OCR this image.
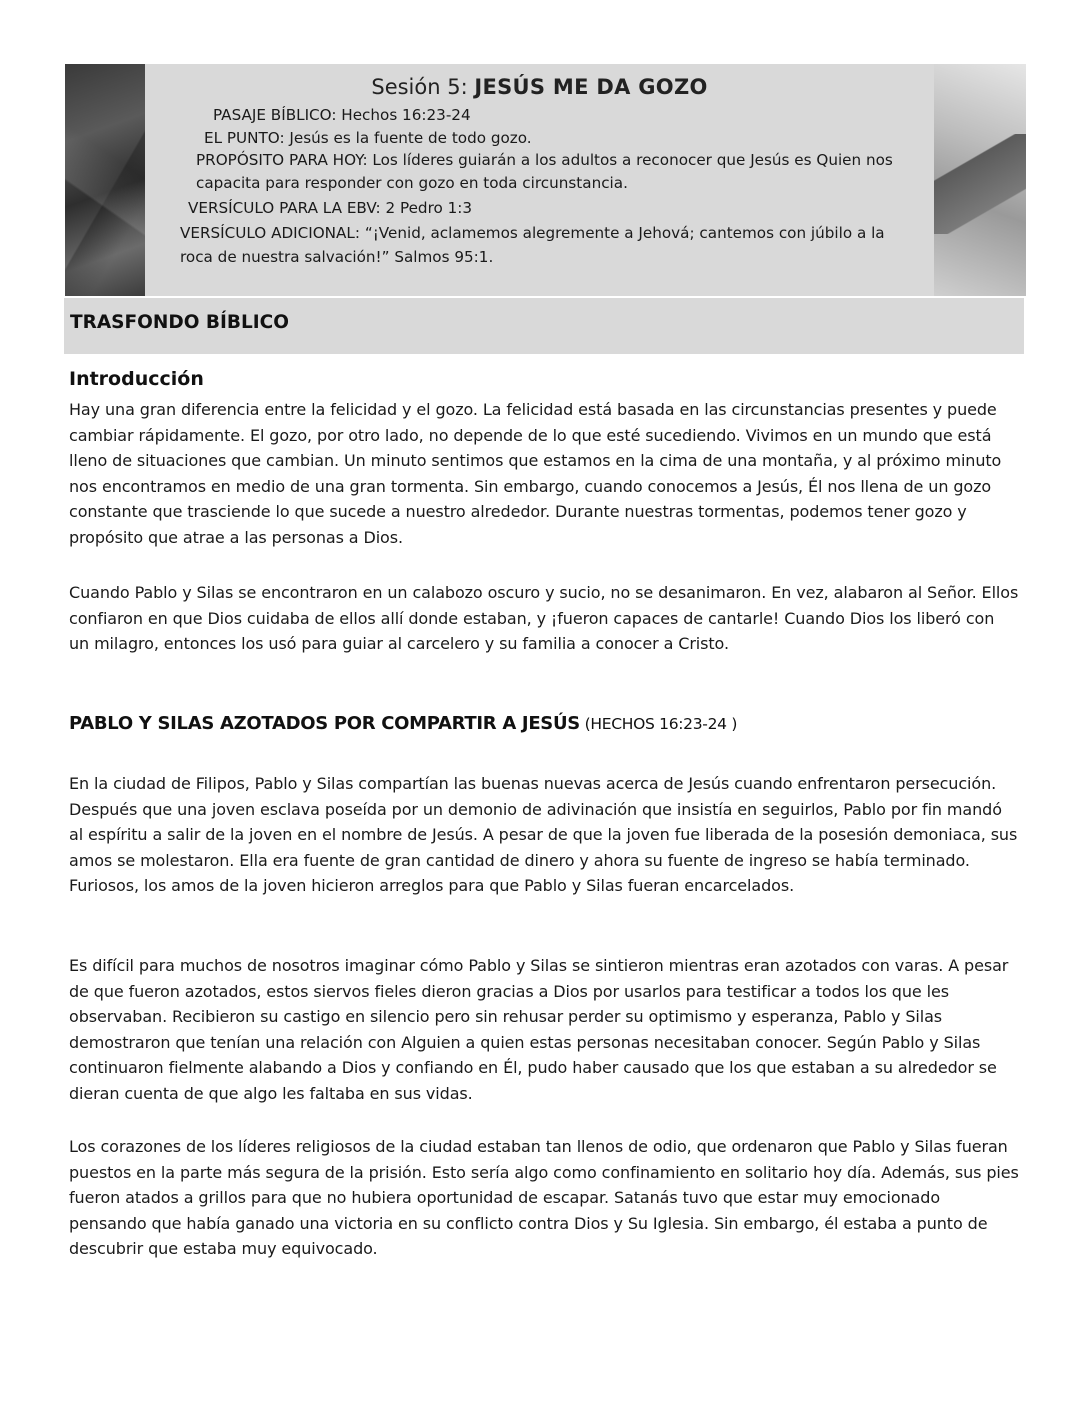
Sesión 5: JESÚS ME DA GOZO
PASAJE BÍBLICO: Hechos 16:23-24
EL PUNTO: Jesús es la fuente de todo gozo.
PROPÓSITO PARA HOY: Los líderes guiarán a los adultos a reconocer que Jesús es Quien nos
capacita para responder con gozo en toda circunstancia.
VERSÍCULO PARA LA EBV: 2 Pedro 1:3
VERSÍCULO ADICIONAL: “¡Venid, aclamemos alegremente a Jehová; cantemos con júbilo a la
roca de nuestra salvación!” Salmos 95:1.
TRASFONDO BÍBLICO
Introducción

Hay una gran diferencia entre la felicidad y el gozo. La felicidad está basada en las circunstancias presentes y puede cambiar rápidamente. El gozo, por otro lado, no depende de lo que esté sucediendo. Vivimos en un mundo que está lleno de situaciones que cambian. Un minuto sentimos que estamos en la cima de una montaña, y al próximo minuto nos encontramos en medio de una gran tormenta. Sin embargo, cuando conocemos a Jesús, Él nos llena de un gozo constante que trasciende lo que sucede a nuestro alrededor. Durante nuestras tormentas, podemos tener gozo y propósito que atrae a las personas a Dios.

Cuando Pablo y Silas se encontraron en un calabozo oscuro y sucio, no se desanimaron. En vez, alabaron al Señor. Ellos confiaron en que Dios cuidaba de ellos allí donde estaban, y ¡fueron capaces de cantarle! Cuando Dios los liberó con un milagro, entonces los usó para guiar al carcelero y su familia a conocer a Cristo.

PABLO Y SILAS AZOTADOS POR COMPARTIR A JESÚS (HECHOS 16:23-24 )

En la ciudad de Filipos, Pablo y Silas compartían las buenas nuevas acerca de Jesús cuando enfrentaron persecución. Después que una joven esclava poseída por un demonio de adivinación que insistía en seguirlos, Pablo por fin mandó al espíritu a salir de la joven en el nombre de Jesús. A pesar de que la joven fue liberada de la posesión demoniaca, sus amos se molestaron. Ella era fuente de gran cantidad de dinero y ahora su fuente de ingreso se había terminado. Furiosos, los amos de la joven hicieron arreglos para que Pablo y Silas fueran encarcelados.

Es difícil para muchos de nosotros imaginar cómo Pablo y Silas se sintieron mientras eran azotados con varas. A pesar de que fueron azotados, estos siervos fieles dieron gracias a Dios por usarlos para testificar a todos los que les observaban. Recibieron su castigo en silencio pero sin rehusar perder su optimismo y esperanza, Pablo y Silas demostraron que tenían una relación con Alguien a quien estas personas necesitaban conocer. Según Pablo y Silas continuaron fielmente alabando a Dios y confiando en Él, pudo haber causado que los que estaban a su alrededor se dieran cuenta de que algo les faltaba en sus vidas.

Los corazones de los líderes religiosos de la ciudad estaban tan llenos de odio, que ordenaron que Pablo y Silas fueran puestos en la parte más segura de la prisión. Esto sería algo como confinamiento en solitario hoy día. Además, sus pies fueron atados a grillos para que no hubiera oportunidad de escapar. Satanás tuvo que estar muy emocionado pensando que había ganado una victoria en su conflicto contra Dios y Su Iglesia. Sin embargo, él estaba a punto de descubrir que estaba muy equivocado.
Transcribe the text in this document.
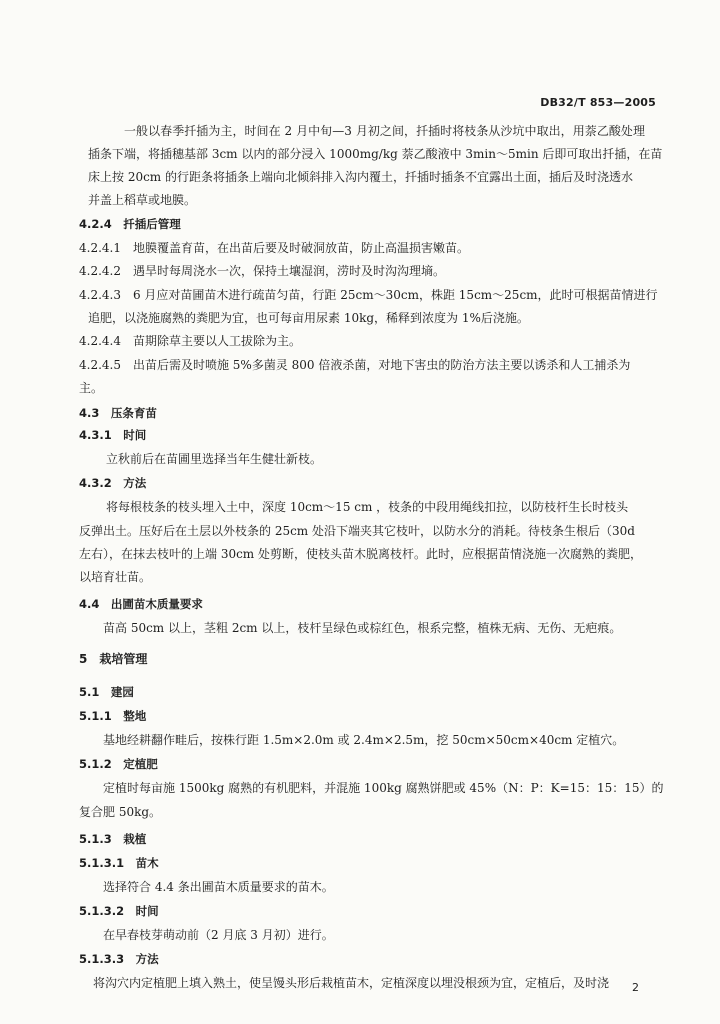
DB32/T 853—2005
一般以春季扦插为主，时间在 2 月中旬—3 月初之间，扦插时将枝条从沙坑中取出，用萘乙酸处理
插条下端，将插穗基部 3cm 以内的部分浸入 1000mg/kg 萘乙酸液中 3min～5min 后即可取出扦插，在苗
床上按 20cm 的行距条将插条上端向北倾斜排入沟内覆土，扦插时插条不宜露出土面，插后及时浇透水
并盖上稻草或地膜。
4.2.4　扦插后管理
4.2.4.1　地膜覆盖育苗，在出苗后要及时破洞放苗，防止高温损害嫩苗。
4.2.4.2　遇旱时每周浇水一次，保持土壤湿润，涝时及时沟沟理墒。
4.2.4.3　6 月应对苗圃苗木进行疏苗匀苗，行距 25cm～30cm，株距 15cm～25cm，此时可根据苗情进行
追肥，以浇施腐熟的粪肥为宜，也可每亩用尿素 10kg，稀释到浓度为 1%后浇施。
4.2.4.4　苗期除草主要以人工拔除为主。
4.2.4.5　出苗后需及时喷施 5%多菌灵 800 倍液杀菌，对地下害虫的防治方法主要以诱杀和人工捕杀为
主。
4.3　压条育苗
4.3.1　时间
立秋前后在苗圃里选择当年生健壮新枝。
4.3.2　方法
将每根枝条的枝头埋入土中，深度 10cm～15 cm ，枝条的中段用绳线扣拉，以防枝杆生长时枝头
反弹出土。压好后在土层以外枝条的 25cm 处沿下端夹其它枝叶，以防水分的消耗。待枝条生根后（30d
左右），在抹去枝叶的上端 30cm 处剪断，使枝头苗木脱离枝杆。此时，应根据苗情浇施一次腐熟的粪肥，
以培育壮苗。
4.4　出圃苗木质量要求
苗高 50cm 以上，茎粗 2cm 以上，枝杆呈绿色或棕红色，根系完整，植株无病、无伤、无疤痕。
5　栽培管理
5.1　建园
5.1.1　整地
基地经耕翻作畦后，按株行距 1.5m×2.0m 或 2.4m×2.5m，挖 50cm×50cm×40cm 定植穴。
5.1.2　定植肥
定植时每亩施 1500kg 腐熟的有机肥料，并混施 100kg 腐熟饼肥或 45%（N：P：K=15：15：15）的
复合肥 50kg。
5.1.3　栽植
5.1.3.1　苗木
选择符合 4.4 条出圃苗木质量要求的苗木。
5.1.3.2　时间
在早春枝芽萌动前（2 月底 3 月初）进行。
5.1.3.3　方法
将沟穴内定植肥上填入熟土，使呈馒头形后栽植苗木，定植深度以埋没根颈为宜，定植后，及时浇 2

WHAT YOU NEED TO DO =>
Set down the material exactly, every line of it, except for the pictures.

EXERCISE RESPONSE =>
OCR this image.
Sesión 5: JESÚS ME DA GOZO
PASAJE BÍBLICO: Hechos 16:23-24
EL PUNTO: Jesús es la fuente de todo gozo.
PROPÓSITO PARA HOY: Los líderes guiarán a los adultos a reconocer que Jesús es Quien nos
capacita para responder con gozo en toda circunstancia.
VERSÍCULO PARA LA EBV: 2 Pedro 1:3
VERSÍCULO ADICIONAL: “¡Venid, aclamemos alegremente a Jehová; cantemos con júbilo a la
roca de nuestra salvación!” Salmos 95:1.
TRASFONDO BÍBLICO
Introducción

Hay una gran diferencia entre la felicidad y el gozo. La felicidad está basada en las circunstancias presentes y puede cambiar rápidamente. El gozo, por otro lado, no depende de lo que esté sucediendo. Vivimos en un mundo que está lleno de situaciones que cambian. Un minuto sentimos que estamos en la cima de una montaña, y al próximo minuto nos encontramos en medio de una gran tormenta. Sin embargo, cuando conocemos a Jesús, Él nos llena de un gozo constante que trasciende lo que sucede a nuestro alrededor. Durante nuestras tormentas, podemos tener gozo y propósito que atrae a las personas a Dios.

Cuando Pablo y Silas se encontraron en un calabozo oscuro y sucio, no se desanimaron. En vez, alabaron al Señor. Ellos confiaron en que Dios cuidaba de ellos allí donde estaban, y ¡fueron capaces de cantarle! Cuando Dios los liberó con un milagro, entonces los usó para guiar al carcelero y su familia a conocer a Cristo.

PABLO Y SILAS AZOTADOS POR COMPARTIR A JESÚS (HECHOS 16:23-24 )

En la ciudad de Filipos, Pablo y Silas compartían las buenas nuevas acerca de Jesús cuando enfrentaron persecución. Después que una joven esclava poseída por un demonio de adivinación que insistía en seguirlos, Pablo por fin mandó al espíritu a salir de la joven en el nombre de Jesús. A pesar de que la joven fue liberada de la posesión demoniaca, sus amos se molestaron. Ella era fuente de gran cantidad de dinero y ahora su fuente de ingreso se había terminado. Furiosos, los amos de la joven hicieron arreglos para que Pablo y Silas fueran encarcelados.

Es difícil para muchos de nosotros imaginar cómo Pablo y Silas se sintieron mientras eran azotados con varas. A pesar de que fueron azotados, estos siervos fieles dieron gracias a Dios por usarlos para testificar a todos los que les observaban. Recibieron su castigo en silencio pero sin rehusar perder su optimismo y esperanza, Pablo y Silas demostraron que tenían una relación con Alguien a quien estas personas necesitaban conocer. Según Pablo y Silas continuaron fielmente alabando a Dios y confiando en Él, pudo haber causado que los que estaban a su alrededor se dieran cuenta de que algo les faltaba en sus vidas.

Los corazones de los líderes religiosos de la ciudad estaban tan llenos de odio, que ordenaron que Pablo y Silas fueran puestos en la parte más segura de la prisión. Esto sería algo como confinamiento en solitario hoy día. Además, sus pies fueron atados a grillos para que no hubiera oportunidad de escapar. Satanás tuvo que estar muy emocionado pensando que había ganado una victoria en su conflicto contra Dios y Su Iglesia. Sin embargo, él estaba a punto de descubrir que estaba muy equivocado.
Transcribe the text in this document.
DB32/T 853—2005
一般以春季扦插为主，时间在 2 月中旬—3 月初之间，扦插时将枝条从沙坑中取出，用萘乙酸处理
插条下端，将插穗基部 3cm 以内的部分浸入 1000mg/kg 萘乙酸液中 3min～5min 后即可取出扦插，在苗
床上按 20cm 的行距条将插条上端向北倾斜排入沟内覆土，扦插时插条不宜露出土面，插后及时浇透水
并盖上稻草或地膜。
4.2.4　扦插后管理
4.2.4.1　地膜覆盖育苗，在出苗后要及时破洞放苗，防止高温损害嫩苗。
4.2.4.2　遇旱时每周浇水一次，保持土壤湿润，涝时及时沟沟理墒。
4.2.4.3　6 月应对苗圃苗木进行疏苗匀苗，行距 25cm～30cm，株距 15cm～25cm，此时可根据苗情进行
追肥，以浇施腐熟的粪肥为宜，也可每亩用尿素 10kg，稀释到浓度为 1%后浇施。
4.2.4.4　苗期除草主要以人工拔除为主。
4.2.4.5　出苗后需及时喷施 5%多菌灵 800 倍液杀菌，对地下害虫的防治方法主要以诱杀和人工捕杀为
主。
4.3　压条育苗
4.3.1　时间
立秋前后在苗圃里选择当年生健壮新枝。
4.3.2　方法
将每根枝条的枝头埋入土中，深度 10cm～15 cm ，枝条的中段用绳线扣拉，以防枝杆生长时枝头
反弹出土。压好后在土层以外枝条的 25cm 处沿下端夹其它枝叶，以防水分的消耗。待枝条生根后（30d
左右），在抹去枝叶的上端 30cm 处剪断，使枝头苗木脱离枝杆。此时，应根据苗情浇施一次腐熟的粪肥，
以培育壮苗。
4.4　出圃苗木质量要求
苗高 50cm 以上，茎粗 2cm 以上，枝杆呈绿色或棕红色，根系完整，植株无病、无伤、无疤痕。
5　栽培管理
5.1　建园
5.1.1　整地
基地经耕翻作畦后，按株行距 1.5m×2.0m 或 2.4m×2.5m，挖 50cm×50cm×40cm 定植穴。
5.1.2　定植肥
定植时每亩施 1500kg 腐熟的有机肥料，并混施 100kg 腐熟饼肥或 45%（N：P：K=15：15：15）的
复合肥 50kg。
5.1.3　栽植
5.1.3.1　苗木
选择符合 4.4 条出圃苗木质量要求的苗木。
5.1.3.2　时间
在早春枝芽萌动前（2 月底 3 月初）进行。
5.1.3.3　方法
将沟穴内定植肥上填入熟土，使呈馒头形后栽植苗木，定植深度以埋没根颈为宜，定植后，及时浇 2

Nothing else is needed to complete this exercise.